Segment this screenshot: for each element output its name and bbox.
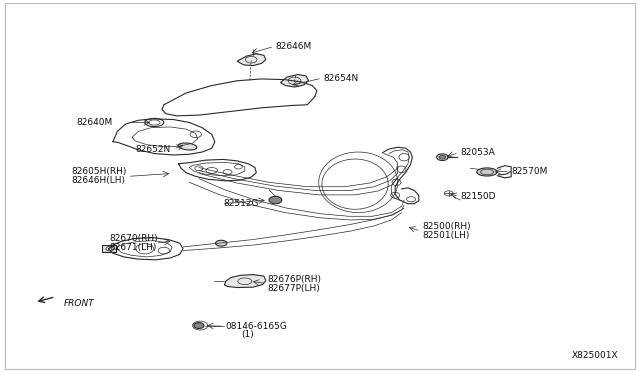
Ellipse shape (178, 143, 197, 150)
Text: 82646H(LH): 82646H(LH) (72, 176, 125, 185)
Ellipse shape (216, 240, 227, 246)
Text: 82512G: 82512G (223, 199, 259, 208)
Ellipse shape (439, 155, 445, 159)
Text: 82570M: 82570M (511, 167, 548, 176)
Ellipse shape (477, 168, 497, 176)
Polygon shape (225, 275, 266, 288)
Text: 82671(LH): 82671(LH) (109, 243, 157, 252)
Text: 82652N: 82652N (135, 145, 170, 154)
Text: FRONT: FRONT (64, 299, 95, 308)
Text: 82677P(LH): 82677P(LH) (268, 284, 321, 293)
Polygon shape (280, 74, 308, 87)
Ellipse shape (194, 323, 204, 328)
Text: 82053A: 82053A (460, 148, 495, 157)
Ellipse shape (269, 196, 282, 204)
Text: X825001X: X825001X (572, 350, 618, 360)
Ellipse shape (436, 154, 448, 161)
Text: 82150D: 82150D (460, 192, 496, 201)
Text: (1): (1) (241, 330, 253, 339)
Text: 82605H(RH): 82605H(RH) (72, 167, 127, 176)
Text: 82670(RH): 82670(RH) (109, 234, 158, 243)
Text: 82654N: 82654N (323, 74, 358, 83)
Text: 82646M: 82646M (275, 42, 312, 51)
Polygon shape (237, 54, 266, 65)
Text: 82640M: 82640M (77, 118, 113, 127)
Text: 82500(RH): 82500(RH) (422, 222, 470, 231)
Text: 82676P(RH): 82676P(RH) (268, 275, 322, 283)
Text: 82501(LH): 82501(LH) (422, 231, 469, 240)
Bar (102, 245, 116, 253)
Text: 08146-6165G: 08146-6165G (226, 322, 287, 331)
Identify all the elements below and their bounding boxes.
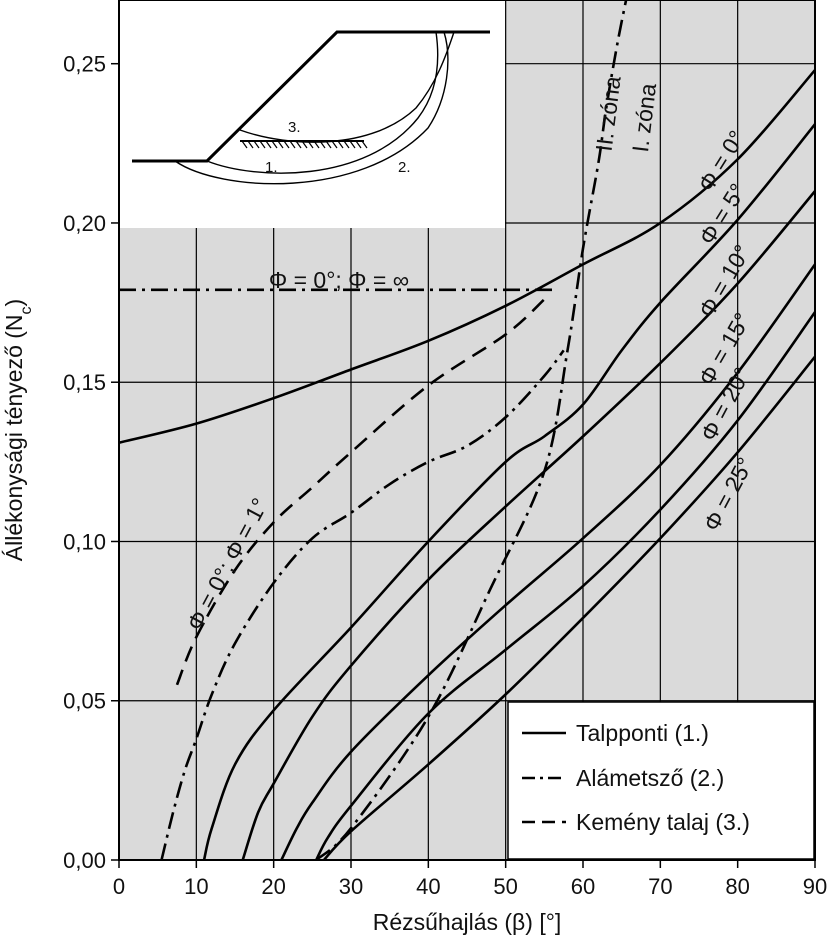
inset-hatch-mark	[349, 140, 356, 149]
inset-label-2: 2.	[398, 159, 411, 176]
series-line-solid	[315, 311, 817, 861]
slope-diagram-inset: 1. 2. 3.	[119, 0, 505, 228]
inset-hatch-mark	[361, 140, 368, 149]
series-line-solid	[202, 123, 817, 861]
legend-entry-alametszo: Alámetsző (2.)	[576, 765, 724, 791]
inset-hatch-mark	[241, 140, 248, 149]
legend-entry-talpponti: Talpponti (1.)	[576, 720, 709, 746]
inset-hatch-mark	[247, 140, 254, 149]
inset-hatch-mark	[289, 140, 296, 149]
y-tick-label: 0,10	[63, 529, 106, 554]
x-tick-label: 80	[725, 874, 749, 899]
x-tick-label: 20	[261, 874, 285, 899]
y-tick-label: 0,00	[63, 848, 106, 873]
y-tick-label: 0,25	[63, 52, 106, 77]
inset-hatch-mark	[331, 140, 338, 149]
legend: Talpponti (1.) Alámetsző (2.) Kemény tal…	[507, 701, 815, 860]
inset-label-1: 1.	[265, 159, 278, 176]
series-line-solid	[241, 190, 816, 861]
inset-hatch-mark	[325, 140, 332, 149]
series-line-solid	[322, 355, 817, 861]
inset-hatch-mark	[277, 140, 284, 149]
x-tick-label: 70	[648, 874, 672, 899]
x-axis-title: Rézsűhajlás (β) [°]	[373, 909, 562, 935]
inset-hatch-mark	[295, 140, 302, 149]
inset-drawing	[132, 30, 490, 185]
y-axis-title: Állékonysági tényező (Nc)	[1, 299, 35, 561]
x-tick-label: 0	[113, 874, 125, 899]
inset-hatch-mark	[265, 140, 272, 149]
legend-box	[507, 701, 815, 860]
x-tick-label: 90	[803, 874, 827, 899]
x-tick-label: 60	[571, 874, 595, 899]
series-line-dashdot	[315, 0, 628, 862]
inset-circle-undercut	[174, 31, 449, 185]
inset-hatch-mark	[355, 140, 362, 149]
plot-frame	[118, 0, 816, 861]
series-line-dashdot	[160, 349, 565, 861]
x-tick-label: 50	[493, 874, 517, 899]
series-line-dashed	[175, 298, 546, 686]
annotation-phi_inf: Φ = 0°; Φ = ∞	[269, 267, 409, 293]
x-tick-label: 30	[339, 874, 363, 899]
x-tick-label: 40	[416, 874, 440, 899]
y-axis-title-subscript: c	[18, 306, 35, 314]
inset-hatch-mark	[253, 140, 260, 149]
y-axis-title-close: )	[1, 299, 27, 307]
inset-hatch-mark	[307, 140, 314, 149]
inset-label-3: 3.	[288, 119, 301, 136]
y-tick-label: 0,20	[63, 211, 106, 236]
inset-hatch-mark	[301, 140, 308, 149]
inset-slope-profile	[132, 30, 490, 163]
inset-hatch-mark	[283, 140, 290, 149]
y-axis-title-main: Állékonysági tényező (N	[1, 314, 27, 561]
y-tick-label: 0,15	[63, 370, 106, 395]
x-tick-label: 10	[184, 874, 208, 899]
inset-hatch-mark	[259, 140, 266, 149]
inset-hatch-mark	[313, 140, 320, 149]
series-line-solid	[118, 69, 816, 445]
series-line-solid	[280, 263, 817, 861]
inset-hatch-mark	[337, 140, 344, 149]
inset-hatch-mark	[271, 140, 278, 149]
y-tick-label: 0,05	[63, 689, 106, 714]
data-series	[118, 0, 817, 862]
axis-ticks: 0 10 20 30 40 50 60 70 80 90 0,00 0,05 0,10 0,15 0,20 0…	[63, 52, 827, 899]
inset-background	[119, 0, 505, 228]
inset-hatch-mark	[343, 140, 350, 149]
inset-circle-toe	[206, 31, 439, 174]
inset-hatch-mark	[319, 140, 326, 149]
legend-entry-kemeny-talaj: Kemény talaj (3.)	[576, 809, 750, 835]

- **TASK DESCRIPTION**
Return every line of the listing above unchanged, leaving out the pictures.

- **RESPONSE FOR THIS EXERCISE**
Segment this screenshot: for each element output its name and bbox.
Ellipse shape (178, 143, 197, 150)
Text: 82646H(LH): 82646H(LH) (72, 176, 125, 185)
Ellipse shape (216, 240, 227, 246)
Text: 82512G: 82512G (223, 199, 259, 208)
Ellipse shape (439, 155, 445, 159)
Text: 82570M: 82570M (511, 167, 548, 176)
Ellipse shape (477, 168, 497, 176)
Polygon shape (225, 275, 266, 288)
Text: 82671(LH): 82671(LH) (109, 243, 157, 252)
Text: 82652N: 82652N (135, 145, 170, 154)
Text: FRONT: FRONT (64, 299, 95, 308)
Text: 82677P(LH): 82677P(LH) (268, 284, 321, 293)
Polygon shape (280, 74, 308, 87)
Ellipse shape (194, 323, 204, 328)
Text: 82053A: 82053A (460, 148, 495, 157)
Ellipse shape (269, 196, 282, 204)
Text: X825001X: X825001X (572, 350, 618, 360)
Ellipse shape (436, 154, 448, 161)
Text: 82150D: 82150D (460, 192, 496, 201)
Text: (1): (1) (241, 330, 253, 339)
Text: 82605H(RH): 82605H(RH) (72, 167, 127, 176)
Text: 82670(RH): 82670(RH) (109, 234, 158, 243)
Text: 82654N: 82654N (323, 74, 358, 83)
Text: 82646M: 82646M (275, 42, 312, 51)
Polygon shape (237, 54, 266, 65)
Text: 82640M: 82640M (77, 118, 113, 127)
Text: 82500(RH): 82500(RH) (422, 222, 470, 231)
Text: 82676P(RH): 82676P(RH) (268, 275, 322, 283)
Text: 82501(LH): 82501(LH) (422, 231, 469, 240)
Bar (102, 245, 116, 253)
Text: 08146-6165G: 08146-6165G (226, 322, 287, 331)
Identify all the elements below and their bounding boxes.
inset-hatch-mark	[349, 140, 356, 149]
inset-label-2: 2.	[398, 159, 411, 176]
series-line-solid	[315, 311, 817, 861]
slope-diagram-inset: 1. 2. 3.	[119, 0, 505, 228]
inset-hatch-mark	[361, 140, 368, 149]
series-line-solid	[202, 123, 817, 861]
legend-entry-alametszo: Alámetsző (2.)	[576, 765, 724, 791]
inset-hatch-mark	[241, 140, 248, 149]
legend-entry-talpponti: Talpponti (1.)	[576, 720, 709, 746]
inset-hatch-mark	[247, 140, 254, 149]
inset-hatch-mark	[289, 140, 296, 149]
y-tick-label: 0,10	[63, 529, 106, 554]
x-tick-label: 80	[725, 874, 749, 899]
x-tick-label: 20	[261, 874, 285, 899]
y-tick-label: 0,00	[63, 848, 106, 873]
y-tick-label: 0,25	[63, 52, 106, 77]
inset-hatch-mark	[331, 140, 338, 149]
legend: Talpponti (1.) Alámetsző (2.) Kemény tal…	[507, 701, 815, 860]
inset-label-1: 1.	[265, 159, 278, 176]
series-line-solid	[241, 190, 816, 861]
inset-hatch-mark	[325, 140, 332, 149]
series-line-solid	[322, 355, 817, 861]
inset-hatch-mark	[277, 140, 284, 149]
x-tick-label: 70	[648, 874, 672, 899]
x-axis-title: Rézsűhajlás (β) [°]	[373, 909, 562, 935]
inset-hatch-mark	[295, 140, 302, 149]
inset-drawing	[132, 30, 490, 185]
y-axis-title: Állékonysági tényező (Nc)	[1, 299, 35, 561]
x-tick-label: 0	[113, 874, 125, 899]
inset-hatch-mark	[265, 140, 272, 149]
legend-box	[507, 701, 815, 860]
x-tick-label: 90	[803, 874, 827, 899]
x-tick-label: 60	[571, 874, 595, 899]
series-line-dashdot	[315, 0, 628, 862]
inset-circle-undercut	[174, 31, 449, 185]
inset-hatch-mark	[355, 140, 362, 149]
plot-frame	[118, 0, 816, 861]
series-line-dashdot	[160, 349, 565, 861]
x-tick-label: 50	[493, 874, 517, 899]
series-line-dashed	[175, 298, 546, 686]
annotation-phi_inf: Φ = 0°; Φ = ∞	[269, 267, 409, 293]
x-tick-label: 30	[339, 874, 363, 899]
x-tick-label: 40	[416, 874, 440, 899]
y-axis-title-subscript: c	[18, 306, 35, 314]
inset-hatch-mark	[253, 140, 260, 149]
y-axis-title-close: )	[1, 299, 27, 307]
inset-hatch-mark	[307, 140, 314, 149]
inset-label-3: 3.	[288, 119, 301, 136]
y-tick-label: 0,20	[63, 211, 106, 236]
inset-hatch-mark	[301, 140, 308, 149]
inset-slope-profile	[132, 30, 490, 163]
inset-hatch-mark	[283, 140, 290, 149]
y-axis-title-main: Állékonysági tényező (N	[1, 314, 27, 561]
y-tick-label: 0,15	[63, 370, 106, 395]
x-tick-label: 10	[184, 874, 208, 899]
inset-hatch-mark	[259, 140, 266, 149]
inset-hatch-mark	[313, 140, 320, 149]
series-line-solid	[118, 69, 816, 445]
series-line-solid	[280, 263, 817, 861]
inset-hatch-mark	[337, 140, 344, 149]
inset-hatch-mark	[271, 140, 278, 149]
y-tick-label: 0,05	[63, 689, 106, 714]
data-series	[118, 0, 817, 862]
axis-ticks: 0 10 20 30 40 50 60 70 80 90 0,00 0,05 0,10 0,15 0,20 0…	[63, 52, 827, 899]
inset-background	[119, 0, 505, 228]
inset-hatch-mark	[343, 140, 350, 149]
inset-circle-toe	[206, 31, 439, 174]
inset-hatch-mark	[319, 140, 326, 149]
legend-entry-kemeny-talaj: Kemény talaj (3.)	[576, 809, 750, 835]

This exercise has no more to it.